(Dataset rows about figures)

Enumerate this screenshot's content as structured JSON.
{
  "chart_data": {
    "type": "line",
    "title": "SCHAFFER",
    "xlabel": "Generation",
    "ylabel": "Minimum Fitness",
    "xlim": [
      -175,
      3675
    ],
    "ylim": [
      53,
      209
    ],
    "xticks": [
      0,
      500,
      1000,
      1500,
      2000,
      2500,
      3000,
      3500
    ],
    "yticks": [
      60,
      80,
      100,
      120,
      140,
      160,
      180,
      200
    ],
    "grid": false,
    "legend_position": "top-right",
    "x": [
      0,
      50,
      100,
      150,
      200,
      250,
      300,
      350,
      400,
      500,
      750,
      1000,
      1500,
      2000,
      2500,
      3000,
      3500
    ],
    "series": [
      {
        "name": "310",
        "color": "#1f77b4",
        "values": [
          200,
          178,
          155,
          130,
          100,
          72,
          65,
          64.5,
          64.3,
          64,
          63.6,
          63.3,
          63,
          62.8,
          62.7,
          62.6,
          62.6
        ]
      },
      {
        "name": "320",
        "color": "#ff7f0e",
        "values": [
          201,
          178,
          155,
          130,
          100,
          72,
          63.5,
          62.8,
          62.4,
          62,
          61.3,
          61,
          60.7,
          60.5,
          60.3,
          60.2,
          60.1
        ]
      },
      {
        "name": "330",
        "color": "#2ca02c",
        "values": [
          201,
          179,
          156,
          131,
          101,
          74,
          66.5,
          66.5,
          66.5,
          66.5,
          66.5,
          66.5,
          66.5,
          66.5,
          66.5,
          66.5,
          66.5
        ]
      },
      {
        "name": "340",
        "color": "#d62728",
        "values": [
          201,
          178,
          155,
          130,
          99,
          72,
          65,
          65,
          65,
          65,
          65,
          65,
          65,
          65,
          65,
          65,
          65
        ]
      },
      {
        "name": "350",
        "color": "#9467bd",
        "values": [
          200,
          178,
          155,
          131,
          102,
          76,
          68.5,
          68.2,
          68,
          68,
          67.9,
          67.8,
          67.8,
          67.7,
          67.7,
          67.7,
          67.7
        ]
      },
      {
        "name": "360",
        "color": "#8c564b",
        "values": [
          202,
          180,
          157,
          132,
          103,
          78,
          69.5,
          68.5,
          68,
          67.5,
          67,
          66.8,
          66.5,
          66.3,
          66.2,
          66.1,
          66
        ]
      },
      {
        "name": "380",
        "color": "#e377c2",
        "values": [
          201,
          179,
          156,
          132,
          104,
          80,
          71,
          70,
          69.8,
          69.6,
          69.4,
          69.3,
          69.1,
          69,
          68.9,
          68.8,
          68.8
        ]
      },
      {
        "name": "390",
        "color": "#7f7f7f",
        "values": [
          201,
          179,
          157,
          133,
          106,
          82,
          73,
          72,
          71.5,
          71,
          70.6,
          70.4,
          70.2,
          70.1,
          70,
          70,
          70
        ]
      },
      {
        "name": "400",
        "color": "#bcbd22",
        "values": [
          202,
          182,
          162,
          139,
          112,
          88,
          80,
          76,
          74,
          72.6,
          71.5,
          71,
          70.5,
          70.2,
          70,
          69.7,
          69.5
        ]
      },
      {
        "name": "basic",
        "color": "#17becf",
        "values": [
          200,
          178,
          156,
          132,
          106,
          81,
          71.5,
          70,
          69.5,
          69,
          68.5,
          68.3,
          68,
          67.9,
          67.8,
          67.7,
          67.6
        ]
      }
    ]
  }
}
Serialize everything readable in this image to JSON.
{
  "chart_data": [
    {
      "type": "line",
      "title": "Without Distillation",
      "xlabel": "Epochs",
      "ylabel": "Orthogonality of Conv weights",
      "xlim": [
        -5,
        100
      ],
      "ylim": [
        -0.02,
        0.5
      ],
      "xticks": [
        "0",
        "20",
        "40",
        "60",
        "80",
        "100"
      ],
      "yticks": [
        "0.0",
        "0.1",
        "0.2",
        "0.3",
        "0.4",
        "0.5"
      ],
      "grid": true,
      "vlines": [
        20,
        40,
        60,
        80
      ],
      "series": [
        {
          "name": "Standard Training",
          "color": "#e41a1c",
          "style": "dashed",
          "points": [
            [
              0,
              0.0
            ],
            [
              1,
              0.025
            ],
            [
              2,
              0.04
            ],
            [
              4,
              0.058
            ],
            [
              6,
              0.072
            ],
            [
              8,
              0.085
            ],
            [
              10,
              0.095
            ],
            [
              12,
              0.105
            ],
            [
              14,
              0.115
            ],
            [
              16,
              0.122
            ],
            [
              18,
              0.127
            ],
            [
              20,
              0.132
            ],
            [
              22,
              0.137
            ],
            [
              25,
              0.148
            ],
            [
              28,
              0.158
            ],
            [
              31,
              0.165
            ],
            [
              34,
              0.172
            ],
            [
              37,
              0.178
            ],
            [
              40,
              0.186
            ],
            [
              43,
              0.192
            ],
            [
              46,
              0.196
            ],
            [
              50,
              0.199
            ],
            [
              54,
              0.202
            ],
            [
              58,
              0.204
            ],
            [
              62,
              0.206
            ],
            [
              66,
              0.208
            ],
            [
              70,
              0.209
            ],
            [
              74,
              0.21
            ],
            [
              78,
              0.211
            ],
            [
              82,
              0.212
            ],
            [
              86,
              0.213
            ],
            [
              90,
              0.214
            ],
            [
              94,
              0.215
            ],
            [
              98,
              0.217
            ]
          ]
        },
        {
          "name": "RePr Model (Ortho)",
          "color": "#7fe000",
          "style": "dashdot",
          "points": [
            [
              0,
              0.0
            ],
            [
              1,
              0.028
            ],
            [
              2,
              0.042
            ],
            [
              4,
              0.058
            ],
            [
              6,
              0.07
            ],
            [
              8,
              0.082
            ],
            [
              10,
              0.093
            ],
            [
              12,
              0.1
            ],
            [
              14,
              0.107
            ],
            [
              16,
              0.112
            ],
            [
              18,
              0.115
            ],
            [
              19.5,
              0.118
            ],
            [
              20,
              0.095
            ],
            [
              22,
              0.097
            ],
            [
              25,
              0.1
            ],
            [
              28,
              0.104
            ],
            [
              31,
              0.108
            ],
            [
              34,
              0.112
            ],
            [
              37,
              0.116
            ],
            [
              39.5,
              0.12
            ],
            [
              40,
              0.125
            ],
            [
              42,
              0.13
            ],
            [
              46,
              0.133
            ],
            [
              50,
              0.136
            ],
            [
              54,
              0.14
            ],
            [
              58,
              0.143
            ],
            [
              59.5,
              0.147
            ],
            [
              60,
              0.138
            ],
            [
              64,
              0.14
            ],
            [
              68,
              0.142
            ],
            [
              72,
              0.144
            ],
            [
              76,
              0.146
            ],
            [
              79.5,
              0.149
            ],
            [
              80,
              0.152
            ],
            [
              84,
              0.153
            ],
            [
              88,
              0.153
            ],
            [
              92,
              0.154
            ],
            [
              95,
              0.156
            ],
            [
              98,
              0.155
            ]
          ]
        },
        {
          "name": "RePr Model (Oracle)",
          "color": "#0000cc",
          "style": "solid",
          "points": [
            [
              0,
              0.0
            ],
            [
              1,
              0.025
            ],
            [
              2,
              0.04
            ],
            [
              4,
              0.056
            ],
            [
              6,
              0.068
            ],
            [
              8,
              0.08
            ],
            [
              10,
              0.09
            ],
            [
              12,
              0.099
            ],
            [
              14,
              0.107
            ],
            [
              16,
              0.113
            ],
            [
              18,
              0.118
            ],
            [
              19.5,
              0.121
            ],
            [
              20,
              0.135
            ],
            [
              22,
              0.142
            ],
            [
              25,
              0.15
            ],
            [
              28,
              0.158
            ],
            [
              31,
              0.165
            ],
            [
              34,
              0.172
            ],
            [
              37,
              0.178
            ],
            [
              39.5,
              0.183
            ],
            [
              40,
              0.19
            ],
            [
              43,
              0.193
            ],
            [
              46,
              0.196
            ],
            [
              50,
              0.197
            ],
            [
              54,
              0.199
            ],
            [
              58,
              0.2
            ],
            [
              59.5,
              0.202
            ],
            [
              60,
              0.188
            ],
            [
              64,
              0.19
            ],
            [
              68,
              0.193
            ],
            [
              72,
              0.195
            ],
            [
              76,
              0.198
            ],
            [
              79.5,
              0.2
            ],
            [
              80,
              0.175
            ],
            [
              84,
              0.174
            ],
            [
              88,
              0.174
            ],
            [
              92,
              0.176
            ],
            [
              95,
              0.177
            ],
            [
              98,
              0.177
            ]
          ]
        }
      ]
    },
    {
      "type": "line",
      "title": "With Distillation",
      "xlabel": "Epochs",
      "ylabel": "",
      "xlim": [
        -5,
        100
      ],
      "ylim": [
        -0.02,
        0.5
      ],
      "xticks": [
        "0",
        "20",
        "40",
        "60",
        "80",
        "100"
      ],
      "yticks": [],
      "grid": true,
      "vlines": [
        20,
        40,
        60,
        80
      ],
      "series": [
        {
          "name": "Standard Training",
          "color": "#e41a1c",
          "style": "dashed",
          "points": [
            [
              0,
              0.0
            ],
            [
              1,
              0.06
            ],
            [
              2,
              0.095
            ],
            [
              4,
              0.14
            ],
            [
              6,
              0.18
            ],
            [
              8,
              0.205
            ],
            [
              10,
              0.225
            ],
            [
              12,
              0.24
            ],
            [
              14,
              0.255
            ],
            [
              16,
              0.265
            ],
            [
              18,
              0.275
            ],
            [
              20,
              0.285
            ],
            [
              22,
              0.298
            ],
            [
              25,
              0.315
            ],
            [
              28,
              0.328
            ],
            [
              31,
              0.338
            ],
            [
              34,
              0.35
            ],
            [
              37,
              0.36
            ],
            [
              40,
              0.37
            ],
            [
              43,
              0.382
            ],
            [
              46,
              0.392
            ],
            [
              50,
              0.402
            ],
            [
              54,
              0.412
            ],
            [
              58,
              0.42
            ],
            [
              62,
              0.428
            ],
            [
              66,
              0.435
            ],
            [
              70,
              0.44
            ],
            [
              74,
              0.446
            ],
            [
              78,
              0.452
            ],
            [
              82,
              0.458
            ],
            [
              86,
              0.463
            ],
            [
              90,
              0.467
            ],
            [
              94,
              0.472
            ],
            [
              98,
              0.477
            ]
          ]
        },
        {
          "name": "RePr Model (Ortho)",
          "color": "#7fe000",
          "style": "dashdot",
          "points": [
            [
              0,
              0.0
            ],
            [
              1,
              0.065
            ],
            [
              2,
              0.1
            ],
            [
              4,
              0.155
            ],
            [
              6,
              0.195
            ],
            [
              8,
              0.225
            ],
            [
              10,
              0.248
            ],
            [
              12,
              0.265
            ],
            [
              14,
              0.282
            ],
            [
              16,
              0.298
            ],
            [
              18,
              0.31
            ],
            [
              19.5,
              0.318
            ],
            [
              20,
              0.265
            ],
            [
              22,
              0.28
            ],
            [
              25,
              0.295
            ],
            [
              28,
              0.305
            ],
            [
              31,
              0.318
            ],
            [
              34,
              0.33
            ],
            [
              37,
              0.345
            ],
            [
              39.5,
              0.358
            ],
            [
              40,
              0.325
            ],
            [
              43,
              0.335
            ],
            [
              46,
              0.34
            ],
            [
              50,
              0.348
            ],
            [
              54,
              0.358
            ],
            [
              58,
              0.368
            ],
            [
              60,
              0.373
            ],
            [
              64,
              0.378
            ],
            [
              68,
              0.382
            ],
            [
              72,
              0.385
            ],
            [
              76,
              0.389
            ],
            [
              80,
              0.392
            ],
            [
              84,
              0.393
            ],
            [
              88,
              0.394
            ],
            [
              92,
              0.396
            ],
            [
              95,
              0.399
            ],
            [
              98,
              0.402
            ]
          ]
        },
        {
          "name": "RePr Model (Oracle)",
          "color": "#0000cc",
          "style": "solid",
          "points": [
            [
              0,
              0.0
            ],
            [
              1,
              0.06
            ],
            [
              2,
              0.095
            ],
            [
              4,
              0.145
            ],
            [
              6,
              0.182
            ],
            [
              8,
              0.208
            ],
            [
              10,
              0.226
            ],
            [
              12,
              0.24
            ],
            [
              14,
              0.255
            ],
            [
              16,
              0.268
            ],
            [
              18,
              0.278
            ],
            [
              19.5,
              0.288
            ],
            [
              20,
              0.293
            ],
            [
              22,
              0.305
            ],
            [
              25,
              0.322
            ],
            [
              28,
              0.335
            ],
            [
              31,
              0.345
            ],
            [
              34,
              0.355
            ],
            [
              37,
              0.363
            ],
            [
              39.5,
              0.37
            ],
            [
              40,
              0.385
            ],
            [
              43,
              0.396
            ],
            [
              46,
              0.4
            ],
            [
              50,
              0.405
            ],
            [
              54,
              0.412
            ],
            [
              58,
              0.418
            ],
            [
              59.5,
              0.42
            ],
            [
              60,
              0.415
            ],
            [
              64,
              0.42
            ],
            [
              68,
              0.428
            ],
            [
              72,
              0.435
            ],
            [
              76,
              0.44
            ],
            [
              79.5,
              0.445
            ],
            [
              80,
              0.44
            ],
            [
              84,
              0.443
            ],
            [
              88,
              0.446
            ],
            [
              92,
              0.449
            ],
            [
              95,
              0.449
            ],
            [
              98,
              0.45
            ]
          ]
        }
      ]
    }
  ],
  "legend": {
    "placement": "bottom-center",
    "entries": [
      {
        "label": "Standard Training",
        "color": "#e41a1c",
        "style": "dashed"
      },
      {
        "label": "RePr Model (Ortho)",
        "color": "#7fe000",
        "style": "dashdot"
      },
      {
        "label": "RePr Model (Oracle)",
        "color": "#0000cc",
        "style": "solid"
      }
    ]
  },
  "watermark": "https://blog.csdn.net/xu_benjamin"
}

YOUR OBJECTIVE: Give nothing but the number of lines containing the string "JSON".

RESULT OF THE TASK: 2